**The problem**
Extract every line of the material that holds the string "Flange".

**Items**
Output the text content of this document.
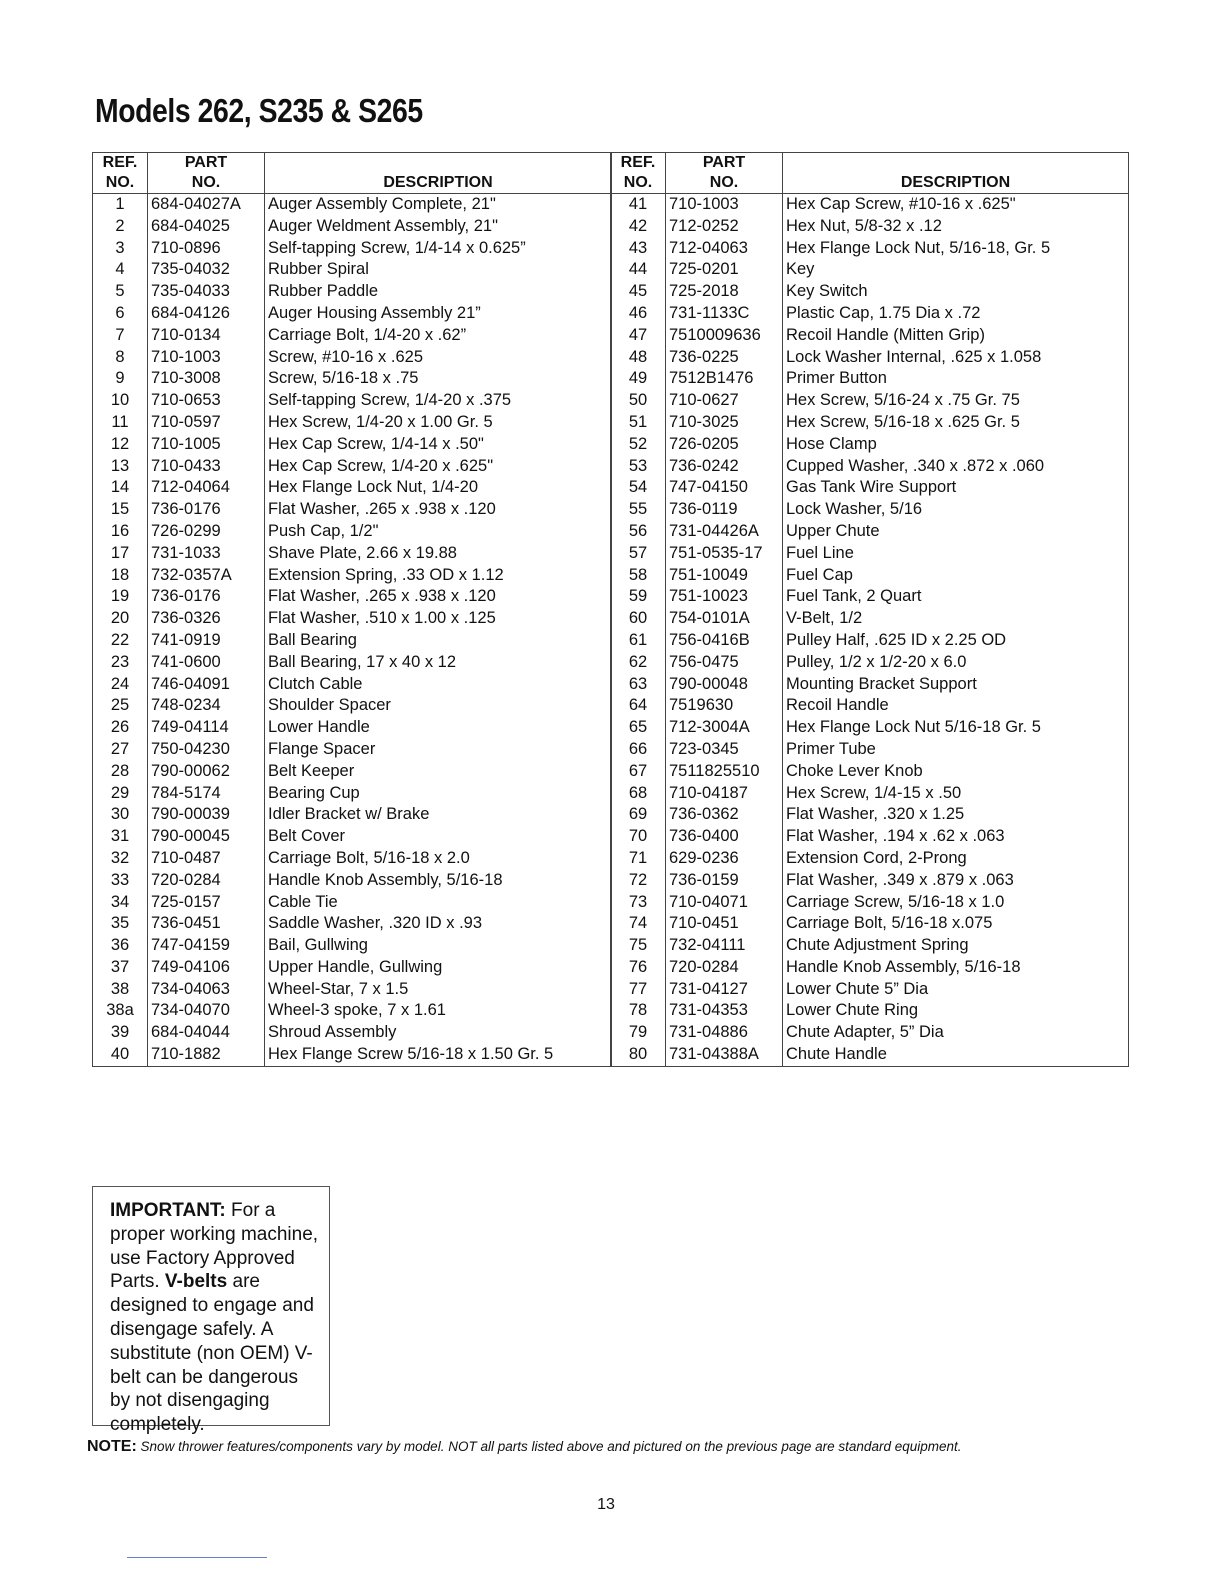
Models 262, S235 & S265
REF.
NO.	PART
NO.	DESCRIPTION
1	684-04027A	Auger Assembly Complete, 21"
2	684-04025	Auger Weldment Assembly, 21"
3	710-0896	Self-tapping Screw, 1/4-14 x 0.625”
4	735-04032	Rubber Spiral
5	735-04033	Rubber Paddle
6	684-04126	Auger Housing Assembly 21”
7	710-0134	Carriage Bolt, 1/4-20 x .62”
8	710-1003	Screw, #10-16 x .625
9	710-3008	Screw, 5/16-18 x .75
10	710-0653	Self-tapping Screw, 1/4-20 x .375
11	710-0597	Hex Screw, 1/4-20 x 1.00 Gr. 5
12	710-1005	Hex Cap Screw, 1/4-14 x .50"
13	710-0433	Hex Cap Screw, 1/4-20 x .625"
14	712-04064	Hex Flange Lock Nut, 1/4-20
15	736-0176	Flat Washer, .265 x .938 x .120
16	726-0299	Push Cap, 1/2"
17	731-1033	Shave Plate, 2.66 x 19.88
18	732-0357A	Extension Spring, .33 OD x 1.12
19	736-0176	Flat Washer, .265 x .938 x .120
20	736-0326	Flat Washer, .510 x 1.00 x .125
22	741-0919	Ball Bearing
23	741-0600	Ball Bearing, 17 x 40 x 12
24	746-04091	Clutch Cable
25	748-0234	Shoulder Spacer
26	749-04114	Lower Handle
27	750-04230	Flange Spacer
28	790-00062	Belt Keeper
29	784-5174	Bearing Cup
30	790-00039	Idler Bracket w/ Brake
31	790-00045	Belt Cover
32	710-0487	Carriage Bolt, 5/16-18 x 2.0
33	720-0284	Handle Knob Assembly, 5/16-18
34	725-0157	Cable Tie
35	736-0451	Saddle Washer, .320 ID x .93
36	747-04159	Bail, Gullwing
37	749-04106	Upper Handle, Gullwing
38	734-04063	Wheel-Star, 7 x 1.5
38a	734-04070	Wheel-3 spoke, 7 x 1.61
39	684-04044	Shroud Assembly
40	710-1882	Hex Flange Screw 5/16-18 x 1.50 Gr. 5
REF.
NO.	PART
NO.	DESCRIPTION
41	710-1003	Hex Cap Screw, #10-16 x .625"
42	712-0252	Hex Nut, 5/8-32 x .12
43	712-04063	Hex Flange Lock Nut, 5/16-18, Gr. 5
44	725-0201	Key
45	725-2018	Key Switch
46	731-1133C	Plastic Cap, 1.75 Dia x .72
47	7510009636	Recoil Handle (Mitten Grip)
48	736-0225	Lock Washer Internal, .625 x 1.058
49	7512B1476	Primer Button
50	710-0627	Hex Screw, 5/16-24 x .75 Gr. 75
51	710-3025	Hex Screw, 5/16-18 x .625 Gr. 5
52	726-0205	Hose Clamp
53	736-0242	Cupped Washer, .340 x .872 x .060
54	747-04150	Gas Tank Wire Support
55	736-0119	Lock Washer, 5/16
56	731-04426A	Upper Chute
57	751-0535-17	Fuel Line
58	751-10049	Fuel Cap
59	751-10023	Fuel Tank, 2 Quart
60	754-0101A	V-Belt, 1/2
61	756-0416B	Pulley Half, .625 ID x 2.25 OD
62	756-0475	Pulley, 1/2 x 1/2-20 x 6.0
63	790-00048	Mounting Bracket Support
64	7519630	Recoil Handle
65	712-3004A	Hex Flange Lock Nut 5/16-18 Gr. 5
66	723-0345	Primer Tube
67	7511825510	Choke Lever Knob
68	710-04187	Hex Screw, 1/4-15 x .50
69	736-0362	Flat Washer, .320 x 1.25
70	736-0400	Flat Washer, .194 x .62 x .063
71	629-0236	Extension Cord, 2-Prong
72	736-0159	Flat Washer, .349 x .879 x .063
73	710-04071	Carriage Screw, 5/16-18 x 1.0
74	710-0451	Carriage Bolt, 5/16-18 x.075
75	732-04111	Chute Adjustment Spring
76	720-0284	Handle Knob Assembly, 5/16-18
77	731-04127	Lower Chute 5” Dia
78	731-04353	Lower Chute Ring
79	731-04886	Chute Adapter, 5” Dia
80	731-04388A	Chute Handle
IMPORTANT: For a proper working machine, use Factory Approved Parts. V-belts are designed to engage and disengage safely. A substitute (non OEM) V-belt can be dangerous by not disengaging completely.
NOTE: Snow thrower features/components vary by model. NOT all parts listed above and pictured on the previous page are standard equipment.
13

==

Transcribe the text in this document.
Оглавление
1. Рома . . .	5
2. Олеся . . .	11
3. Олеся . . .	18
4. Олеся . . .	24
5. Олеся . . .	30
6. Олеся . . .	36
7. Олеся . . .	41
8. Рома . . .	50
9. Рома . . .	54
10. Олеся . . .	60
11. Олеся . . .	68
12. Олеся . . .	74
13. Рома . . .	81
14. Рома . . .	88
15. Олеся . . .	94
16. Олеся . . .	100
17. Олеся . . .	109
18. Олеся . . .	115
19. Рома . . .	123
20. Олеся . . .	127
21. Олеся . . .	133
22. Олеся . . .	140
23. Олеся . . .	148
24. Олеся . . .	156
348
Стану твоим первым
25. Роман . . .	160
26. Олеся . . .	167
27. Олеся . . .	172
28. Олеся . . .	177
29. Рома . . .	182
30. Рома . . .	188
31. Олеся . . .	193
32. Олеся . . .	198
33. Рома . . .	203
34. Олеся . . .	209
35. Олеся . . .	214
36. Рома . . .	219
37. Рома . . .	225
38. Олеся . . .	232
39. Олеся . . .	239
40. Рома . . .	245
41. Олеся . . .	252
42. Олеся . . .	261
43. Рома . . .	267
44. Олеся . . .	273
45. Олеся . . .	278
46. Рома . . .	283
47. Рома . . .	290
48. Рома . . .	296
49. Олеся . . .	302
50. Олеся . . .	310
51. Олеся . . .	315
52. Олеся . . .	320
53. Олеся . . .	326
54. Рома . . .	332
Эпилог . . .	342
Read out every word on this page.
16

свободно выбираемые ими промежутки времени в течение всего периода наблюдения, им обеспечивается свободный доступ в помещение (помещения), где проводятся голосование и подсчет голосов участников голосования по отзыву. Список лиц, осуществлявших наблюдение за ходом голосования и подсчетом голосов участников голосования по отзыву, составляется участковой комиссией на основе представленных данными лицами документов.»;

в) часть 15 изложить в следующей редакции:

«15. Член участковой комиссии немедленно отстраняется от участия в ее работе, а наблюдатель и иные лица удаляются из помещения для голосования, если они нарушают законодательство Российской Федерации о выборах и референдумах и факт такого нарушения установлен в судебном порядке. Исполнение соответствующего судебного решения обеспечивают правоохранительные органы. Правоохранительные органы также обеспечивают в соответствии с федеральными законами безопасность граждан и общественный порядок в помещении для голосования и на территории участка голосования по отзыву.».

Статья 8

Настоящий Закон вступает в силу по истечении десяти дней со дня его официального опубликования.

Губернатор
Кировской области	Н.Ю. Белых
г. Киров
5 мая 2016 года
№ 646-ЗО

**Correct answer**
14	712-04064	Hex Flange Lock Nut, 1/4-20
27	750-04230	Flange Spacer
40	710-1882	Hex Flange Screw 5/16-18 x 1.50 Gr. 5
43	712-04063	Hex Flange Lock Nut, 5/16-18, Gr. 5
65	712-3004A	Hex Flange Lock Nut 5/16-18 Gr. 5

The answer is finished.